Stored records:
:::::
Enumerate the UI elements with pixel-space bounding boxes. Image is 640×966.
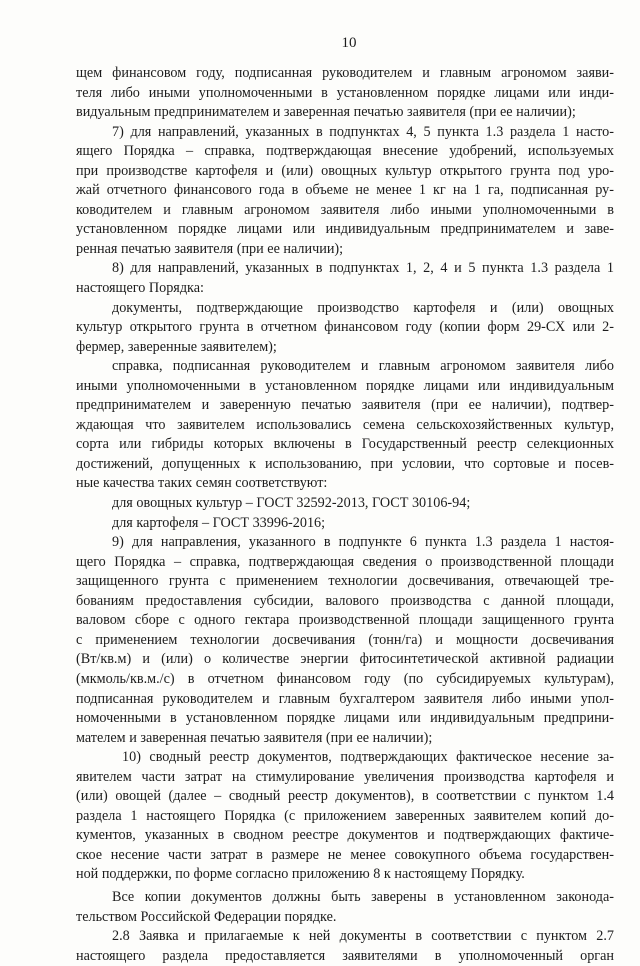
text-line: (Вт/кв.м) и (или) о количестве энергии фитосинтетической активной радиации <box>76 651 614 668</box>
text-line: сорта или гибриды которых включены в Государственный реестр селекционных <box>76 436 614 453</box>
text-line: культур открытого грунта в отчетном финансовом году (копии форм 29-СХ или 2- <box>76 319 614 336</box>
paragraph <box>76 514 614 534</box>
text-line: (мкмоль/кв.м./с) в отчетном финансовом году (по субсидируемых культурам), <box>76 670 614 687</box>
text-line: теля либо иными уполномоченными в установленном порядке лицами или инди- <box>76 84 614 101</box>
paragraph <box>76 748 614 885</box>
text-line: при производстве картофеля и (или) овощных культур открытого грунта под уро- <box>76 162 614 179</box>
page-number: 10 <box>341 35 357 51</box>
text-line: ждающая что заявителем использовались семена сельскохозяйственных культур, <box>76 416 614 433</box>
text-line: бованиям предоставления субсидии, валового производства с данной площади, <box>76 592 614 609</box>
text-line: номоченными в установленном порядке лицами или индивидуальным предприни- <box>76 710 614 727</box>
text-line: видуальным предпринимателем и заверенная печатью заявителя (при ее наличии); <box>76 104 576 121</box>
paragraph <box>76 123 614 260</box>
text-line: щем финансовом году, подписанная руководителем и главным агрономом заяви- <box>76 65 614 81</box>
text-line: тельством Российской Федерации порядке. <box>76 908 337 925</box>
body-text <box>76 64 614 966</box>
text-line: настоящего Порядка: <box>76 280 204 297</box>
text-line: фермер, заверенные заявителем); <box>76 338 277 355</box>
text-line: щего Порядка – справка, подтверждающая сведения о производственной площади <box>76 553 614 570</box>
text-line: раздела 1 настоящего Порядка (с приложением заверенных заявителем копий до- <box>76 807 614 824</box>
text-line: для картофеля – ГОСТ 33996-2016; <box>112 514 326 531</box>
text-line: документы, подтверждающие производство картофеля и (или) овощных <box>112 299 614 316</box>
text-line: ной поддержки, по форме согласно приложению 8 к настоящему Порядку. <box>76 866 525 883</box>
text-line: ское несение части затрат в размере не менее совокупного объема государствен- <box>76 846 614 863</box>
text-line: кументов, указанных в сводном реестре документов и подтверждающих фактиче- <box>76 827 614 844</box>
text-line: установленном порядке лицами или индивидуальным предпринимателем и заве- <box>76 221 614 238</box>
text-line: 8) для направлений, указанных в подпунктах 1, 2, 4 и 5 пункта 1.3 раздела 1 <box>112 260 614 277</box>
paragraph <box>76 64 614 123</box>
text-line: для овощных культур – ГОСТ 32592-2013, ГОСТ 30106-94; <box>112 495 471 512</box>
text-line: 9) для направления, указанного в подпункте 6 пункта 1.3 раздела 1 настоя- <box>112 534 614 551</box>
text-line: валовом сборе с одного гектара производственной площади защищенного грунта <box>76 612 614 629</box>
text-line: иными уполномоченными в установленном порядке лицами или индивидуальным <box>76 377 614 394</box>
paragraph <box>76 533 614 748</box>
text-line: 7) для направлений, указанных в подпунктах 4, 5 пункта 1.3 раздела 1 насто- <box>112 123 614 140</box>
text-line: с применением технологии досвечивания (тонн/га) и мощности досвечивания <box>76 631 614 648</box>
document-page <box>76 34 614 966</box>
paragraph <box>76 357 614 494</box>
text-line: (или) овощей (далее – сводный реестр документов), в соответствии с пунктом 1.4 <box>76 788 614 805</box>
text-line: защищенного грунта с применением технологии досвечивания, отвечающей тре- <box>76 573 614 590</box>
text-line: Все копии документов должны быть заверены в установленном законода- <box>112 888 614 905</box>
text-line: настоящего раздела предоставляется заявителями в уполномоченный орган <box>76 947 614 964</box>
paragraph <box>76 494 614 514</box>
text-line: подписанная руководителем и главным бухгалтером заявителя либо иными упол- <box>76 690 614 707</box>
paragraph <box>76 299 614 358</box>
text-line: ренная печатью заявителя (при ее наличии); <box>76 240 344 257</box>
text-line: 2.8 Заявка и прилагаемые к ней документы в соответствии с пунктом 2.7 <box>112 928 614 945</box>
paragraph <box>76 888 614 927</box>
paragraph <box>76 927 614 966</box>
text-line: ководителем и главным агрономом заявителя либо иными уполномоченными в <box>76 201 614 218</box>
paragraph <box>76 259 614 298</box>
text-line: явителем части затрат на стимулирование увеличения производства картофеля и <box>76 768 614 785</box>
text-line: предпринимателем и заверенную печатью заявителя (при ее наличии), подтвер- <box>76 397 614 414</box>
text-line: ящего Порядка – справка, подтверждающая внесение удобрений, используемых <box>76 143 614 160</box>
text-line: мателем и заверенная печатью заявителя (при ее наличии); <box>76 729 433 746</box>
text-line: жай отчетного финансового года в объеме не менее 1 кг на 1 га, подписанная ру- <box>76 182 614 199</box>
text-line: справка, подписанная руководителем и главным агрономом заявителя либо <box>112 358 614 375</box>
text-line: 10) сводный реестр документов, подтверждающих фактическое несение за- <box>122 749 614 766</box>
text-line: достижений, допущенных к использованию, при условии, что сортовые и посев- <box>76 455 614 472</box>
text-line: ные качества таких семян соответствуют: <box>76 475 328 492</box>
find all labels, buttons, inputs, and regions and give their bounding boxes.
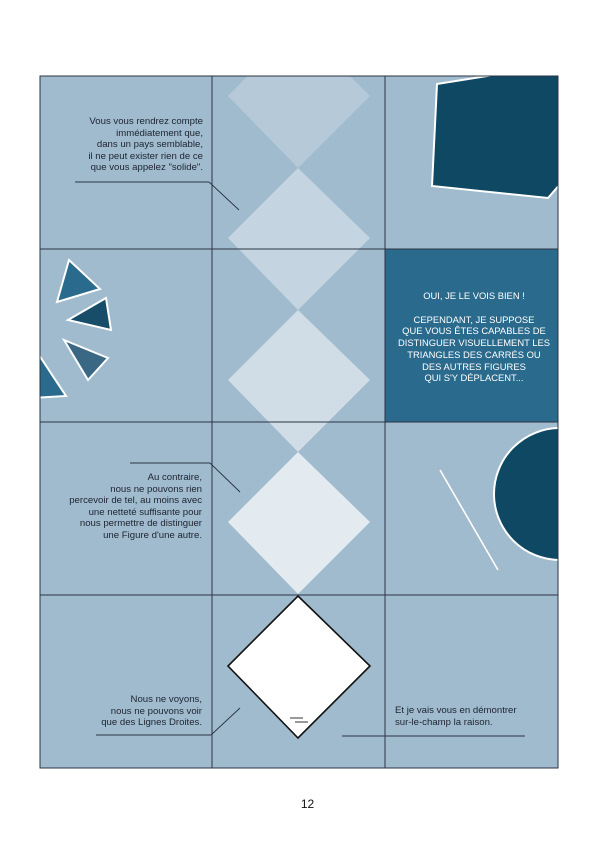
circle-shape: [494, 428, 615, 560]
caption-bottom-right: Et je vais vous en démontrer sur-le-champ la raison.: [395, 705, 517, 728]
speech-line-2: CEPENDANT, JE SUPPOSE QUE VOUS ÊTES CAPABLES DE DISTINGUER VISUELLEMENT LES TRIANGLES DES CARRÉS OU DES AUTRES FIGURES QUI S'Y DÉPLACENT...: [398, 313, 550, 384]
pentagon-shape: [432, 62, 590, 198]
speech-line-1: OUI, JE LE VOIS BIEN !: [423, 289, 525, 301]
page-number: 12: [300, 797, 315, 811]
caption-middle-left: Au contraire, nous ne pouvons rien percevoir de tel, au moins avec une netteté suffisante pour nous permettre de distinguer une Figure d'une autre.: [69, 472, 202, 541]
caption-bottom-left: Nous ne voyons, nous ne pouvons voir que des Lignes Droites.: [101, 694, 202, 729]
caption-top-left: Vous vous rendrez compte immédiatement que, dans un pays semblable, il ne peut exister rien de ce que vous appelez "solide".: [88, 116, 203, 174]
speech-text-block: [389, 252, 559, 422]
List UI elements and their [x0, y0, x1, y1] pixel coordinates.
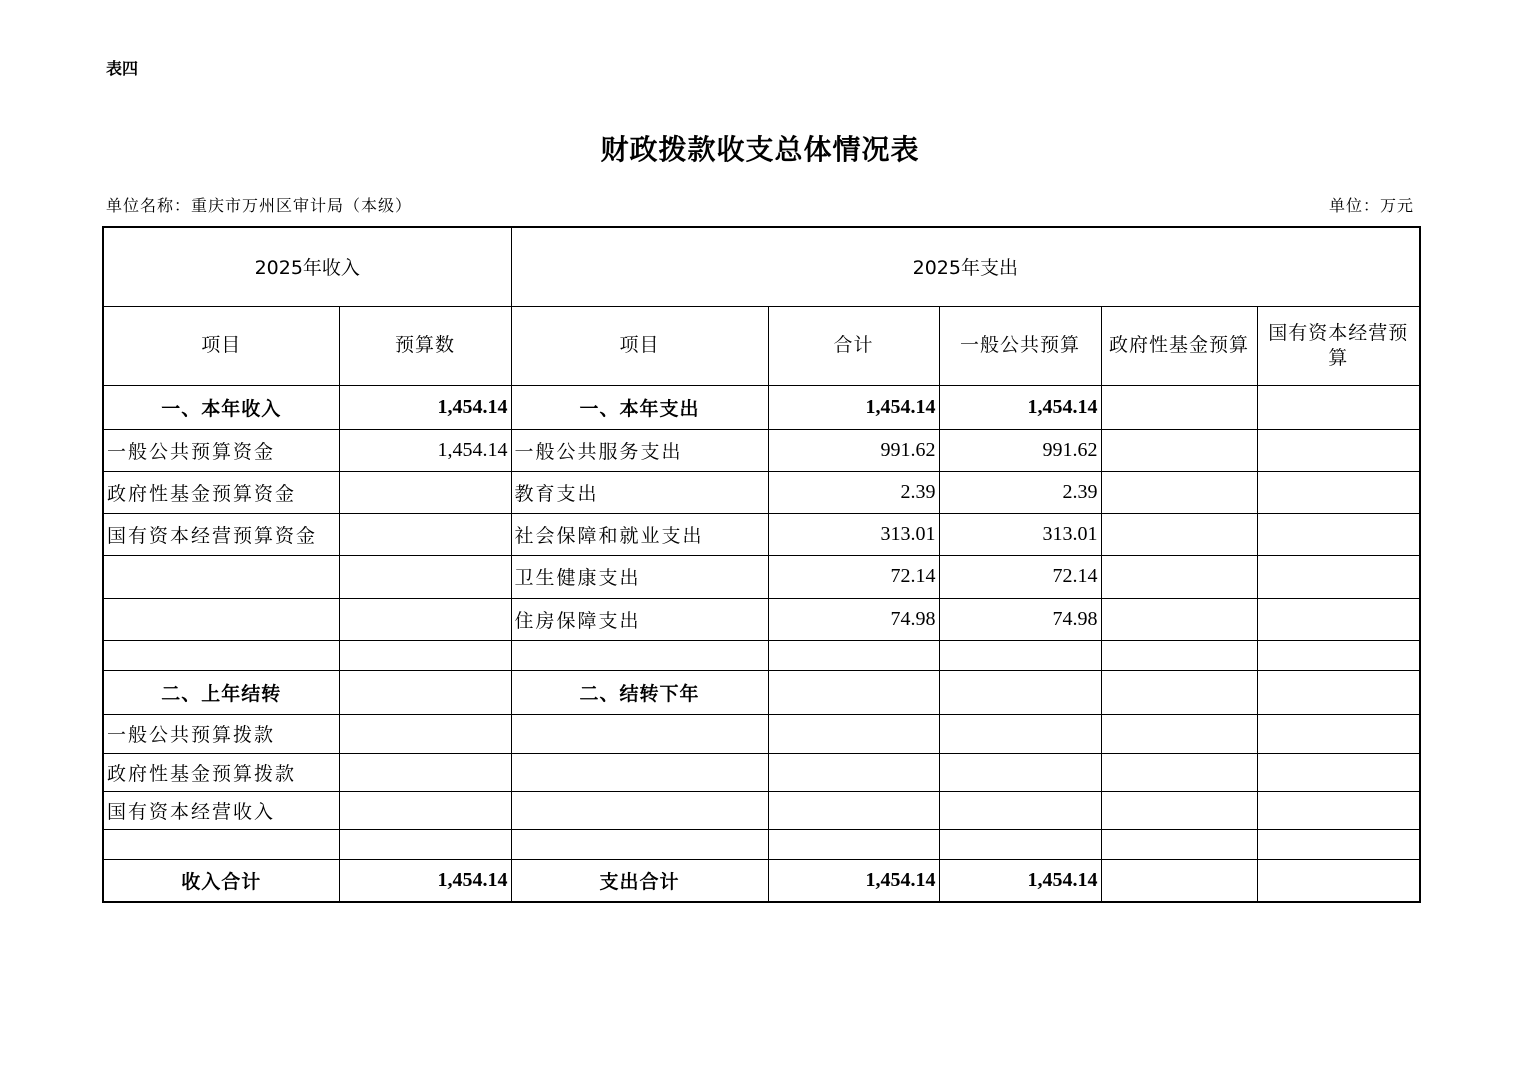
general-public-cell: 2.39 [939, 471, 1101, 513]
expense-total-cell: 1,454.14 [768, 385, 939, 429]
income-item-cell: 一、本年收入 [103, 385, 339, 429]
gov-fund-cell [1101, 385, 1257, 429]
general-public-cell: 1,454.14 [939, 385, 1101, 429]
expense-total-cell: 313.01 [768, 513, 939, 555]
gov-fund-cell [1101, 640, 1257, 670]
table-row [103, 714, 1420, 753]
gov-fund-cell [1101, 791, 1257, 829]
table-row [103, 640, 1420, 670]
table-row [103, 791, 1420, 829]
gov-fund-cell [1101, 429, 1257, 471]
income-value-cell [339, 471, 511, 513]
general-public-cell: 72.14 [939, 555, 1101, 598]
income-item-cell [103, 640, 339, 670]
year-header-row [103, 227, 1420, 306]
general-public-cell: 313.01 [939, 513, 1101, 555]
:::::
What the task asks: Copy all of the items above word for word, but don't include the pictures.

Written answer:
Enumerate the UI elements with pixel-space bounding boxes. Image is 640×966.
text-line: (Вт/кв.м) и (или) о количестве энергии фитосинтетической активной радиации <box>76 651 614 668</box>
text-line: сорта или гибриды которых включены в Государственный реестр селекционных <box>76 436 614 453</box>
text-line: культур открытого грунта в отчетном финансовом году (копии форм 29-СХ или 2- <box>76 319 614 336</box>
paragraph <box>76 514 614 534</box>
text-line: (мкмоль/кв.м./с) в отчетном финансовом году (по субсидируемых культурам), <box>76 670 614 687</box>
text-line: теля либо иными уполномоченными в установленном порядке лицами или инди- <box>76 84 614 101</box>
paragraph <box>76 748 614 885</box>
text-line: при производстве картофеля и (или) овощных культур открытого грунта под уро- <box>76 162 614 179</box>
page-number: 10 <box>341 35 357 51</box>
text-line: ждающая что заявителем использовались семена сельскохозяйственных культур, <box>76 416 614 433</box>
text-line: бованиям предоставления субсидии, валового производства с данной площади, <box>76 592 614 609</box>
text-line: номоченными в установленном порядке лицами или индивидуальным предприни- <box>76 710 614 727</box>
text-line: видуальным предпринимателем и заверенная печатью заявителя (при ее наличии); <box>76 104 576 121</box>
paragraph <box>76 123 614 260</box>
text-line: щем финансовом году, подписанная руководителем и главным агрономом заяви- <box>76 65 614 81</box>
text-line: тельством Российской Федерации порядке. <box>76 908 337 925</box>
body-text <box>76 64 614 966</box>
text-line: настоящего Порядка: <box>76 280 204 297</box>
text-line: фермер, заверенные заявителем); <box>76 338 277 355</box>
text-line: щего Порядка – справка, подтверждающая сведения о производственной площади <box>76 553 614 570</box>
text-line: раздела 1 настоящего Порядка (с приложением заверенных заявителем копий до- <box>76 807 614 824</box>
text-line: для картофеля – ГОСТ 33996-2016; <box>112 514 326 531</box>
text-line: документы, подтверждающие производство картофеля и (или) овощных <box>112 299 614 316</box>
text-line: ной поддержки, по форме согласно приложению 8 к настоящему Порядку. <box>76 866 525 883</box>
text-line: ское несение части затрат в размере не менее совокупного объема государствен- <box>76 846 614 863</box>
text-line: кументов, указанных в сводном реестре документов и подтверждающих фактиче- <box>76 827 614 844</box>
text-line: установленном порядке лицами или индивидуальным предпринимателем и заве- <box>76 221 614 238</box>
text-line: 8) для направлений, указанных в подпунктах 1, 2, 4 и 5 пункта 1.3 раздела 1 <box>112 260 614 277</box>
paragraph <box>76 64 614 123</box>
text-line: для овощных культур – ГОСТ 32592-2013, ГОСТ 30106-94; <box>112 495 471 512</box>
text-line: 9) для направления, указанного в подпункте 6 пункта 1.3 раздела 1 настоя- <box>112 534 614 551</box>
text-line: валовом сборе с одного гектара производственной площади защищенного грунта <box>76 612 614 629</box>
text-line: иными уполномоченными в установленном порядке лицами или индивидуальным <box>76 377 614 394</box>
paragraph <box>76 533 614 748</box>
text-line: 7) для направлений, указанных в подпунктах 4, 5 пункта 1.3 раздела 1 насто- <box>112 123 614 140</box>
text-line: с применением технологии досвечивания (тонн/га) и мощности досвечивания <box>76 631 614 648</box>
document-page <box>76 34 614 966</box>
paragraph <box>76 357 614 494</box>
text-line: (или) овощей (далее – сводный реестр документов), в соответствии с пунктом 1.4 <box>76 788 614 805</box>
text-line: защищенного грунта с применением технологии досвечивания, отвечающей тре- <box>76 573 614 590</box>
text-line: Все копии документов должны быть заверены в установленном законода- <box>112 888 614 905</box>
text-line: настоящего раздела предоставляется заявителями в уполномоченный орган <box>76 947 614 964</box>
paragraph <box>76 494 614 514</box>
text-line: подписанная руководителем и главным бухгалтером заявителя либо иными упол- <box>76 690 614 707</box>
paragraph <box>76 299 614 358</box>
text-line: ренная печатью заявителя (при ее наличии); <box>76 240 344 257</box>
text-line: 2.8 Заявка и прилагаемые к ней документы в соответствии с пунктом 2.7 <box>112 928 614 945</box>
paragraph <box>76 888 614 927</box>
paragraph <box>76 927 614 966</box>
text-line: ководителем и главным агрономом заявителя либо иными уполномоченными в <box>76 201 614 218</box>
paragraph <box>76 259 614 298</box>
text-line: явителем части затрат на стимулирование увеличения производства картофеля и <box>76 768 614 785</box>
text-line: предпринимателем и заверенную печатью заявителя (при ее наличии), подтвер- <box>76 397 614 414</box>
text-line: ящего Порядка – справка, подтверждающая внесение удобрений, используемых <box>76 143 614 160</box>
text-line: мателем и заверенная печатью заявителя (при ее наличии); <box>76 729 433 746</box>
text-line: жай отчетного финансового года в объеме не менее 1 кг на 1 га, подписанная ру- <box>76 182 614 199</box>
text-line: справка, подписанная руководителем и главным агрономом заявителя либо <box>112 358 614 375</box>
text-line: 10) сводный реестр документов, подтверждающих фактическое несение за- <box>122 749 614 766</box>
text-line: достижений, допущенных к использованию, при условии, что сортовые и посев- <box>76 455 614 472</box>
text-line: ные качества таких семян соответствуют: <box>76 475 328 492</box>
find all labels, buttons, inputs, and regions and give their bounding boxes.
circle-shape: [494, 428, 615, 560]
caption-bottom-right: Et je vais vous en démontrer sur-le-champ la raison.: [395, 705, 517, 728]
speech-line-2: CEPENDANT, JE SUPPOSE QUE VOUS ÊTES CAPABLES DE DISTINGUER VISUELLEMENT LES TRIANGLES DES CARRÉS OU DES AUTRES FIGURES QUI S'Y DÉPLACENT...: [398, 313, 550, 384]
pentagon-shape: [432, 62, 590, 198]
speech-line-1: OUI, JE LE VOIS BIEN !: [423, 289, 525, 301]
page-number: 12: [300, 797, 315, 811]
caption-middle-left: Au contraire, nous ne pouvons rien percevoir de tel, au moins avec une netteté suffisante pour nous permettre de distinguer une Figure d'une autre.: [69, 472, 202, 541]
caption-bottom-left: Nous ne voyons, nous ne pouvons voir que des Lignes Droites.: [101, 694, 202, 729]
caption-top-left: Vous vous rendrez compte immédiatement que, dans un pays semblable, il ne peut exister rien de ce que vous appelez "solide".: [88, 116, 203, 174]
speech-text-block: [389, 252, 559, 422]
List UI elements and their [x0, y0, x1, y1] pixel coordinates.
general-public-cell: 2.39 [939, 471, 1101, 513]
expense-total-cell: 1,454.14 [768, 385, 939, 429]
income-item-cell: 一、本年收入 [103, 385, 339, 429]
gov-fund-cell [1101, 385, 1257, 429]
general-public-cell: 1,454.14 [939, 385, 1101, 429]
expense-total-cell: 313.01 [768, 513, 939, 555]
gov-fund-cell [1101, 640, 1257, 670]
table-row [103, 714, 1420, 753]
gov-fund-cell [1101, 791, 1257, 829]
table-row [103, 640, 1420, 670]
table-row [103, 791, 1420, 829]
gov-fund-cell [1101, 429, 1257, 471]
income-value-cell [339, 471, 511, 513]
general-public-cell: 72.14 [939, 555, 1101, 598]
income-item-cell [103, 640, 339, 670]
year-header-row [103, 227, 1420, 306]
general-public-cell: 313.01 [939, 513, 1101, 555]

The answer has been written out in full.